(Data excerpts)
____________
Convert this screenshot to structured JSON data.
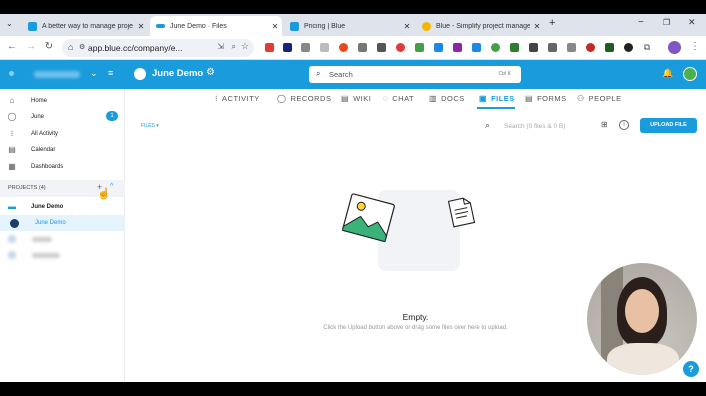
{
  "browser": {
    "tabs": [
      {
        "title": "A better way to manage proje",
        "favicon_color": "#1a9bdc"
      },
      {
        "title": "June Demo · Files",
        "favicon_color": "#1a9bdc",
        "active": true
      },
      {
        "title": "Pricing | Blue",
        "favicon_color": "#1a9bdc"
      },
      {
        "title": "Blue - Simplify project manage",
        "favicon_color": "#f5b400"
      }
    ],
    "new_tab": "+",
    "url": "app.blue.cc/company/e..."
  },
  "app": {
    "project_name": "June Demo",
    "search_placeholder": "Search",
    "search_shortcut": "Ctrl K",
    "accent_color": "#1a9bdc"
  },
  "sidebar": {
    "items": [
      {
        "label": "Home",
        "icon": "home-icon"
      },
      {
        "label": "June",
        "icon": "check-circle-icon",
        "badge": "1"
      },
      {
        "label": "All Activity",
        "icon": "activity-icon"
      },
      {
        "label": "Calendar",
        "icon": "calendar-icon"
      },
      {
        "label": "Dashboards",
        "icon": "dashboard-icon"
      }
    ],
    "projects_header": "PROJECTS (4)",
    "projects": [
      {
        "label": "June Demo",
        "icon": "folder-icon"
      },
      {
        "label": "June Demo",
        "icon": "project-avatar-icon",
        "selected": true
      }
    ]
  },
  "main": {
    "tabs": [
      {
        "label": "ACTIVITY",
        "icon": "activity-icon"
      },
      {
        "label": "RECORDS",
        "icon": "check-circle-icon"
      },
      {
        "label": "WIKI",
        "icon": "doc-icon"
      },
      {
        "label": "CHAT",
        "icon": "chat-icon"
      },
      {
        "label": "DOCS",
        "icon": "docs-icon"
      },
      {
        "label": "FILES",
        "icon": "files-icon",
        "active": true
      },
      {
        "label": "FORMS",
        "icon": "forms-icon"
      },
      {
        "label": "PEOPLE",
        "icon": "people-icon"
      }
    ],
    "files_dropdown": "FILES ▾",
    "files_search_placeholder": "Search (0 files & 0 B)",
    "upload_button": "UPLOAD FILE",
    "empty_title": "Empty.",
    "empty_subtitle": "Click the Upload button above or drag some files over here to upload."
  },
  "help_button": "?"
}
____________
▸ Problem requirements
Out of the records, collect only those lines that contain the string "Demo".

▸ The answer
        "title": "June Demo · Files",
    "project_name": "June Demo",
        "label": "June Demo",
        "label": "June Demo",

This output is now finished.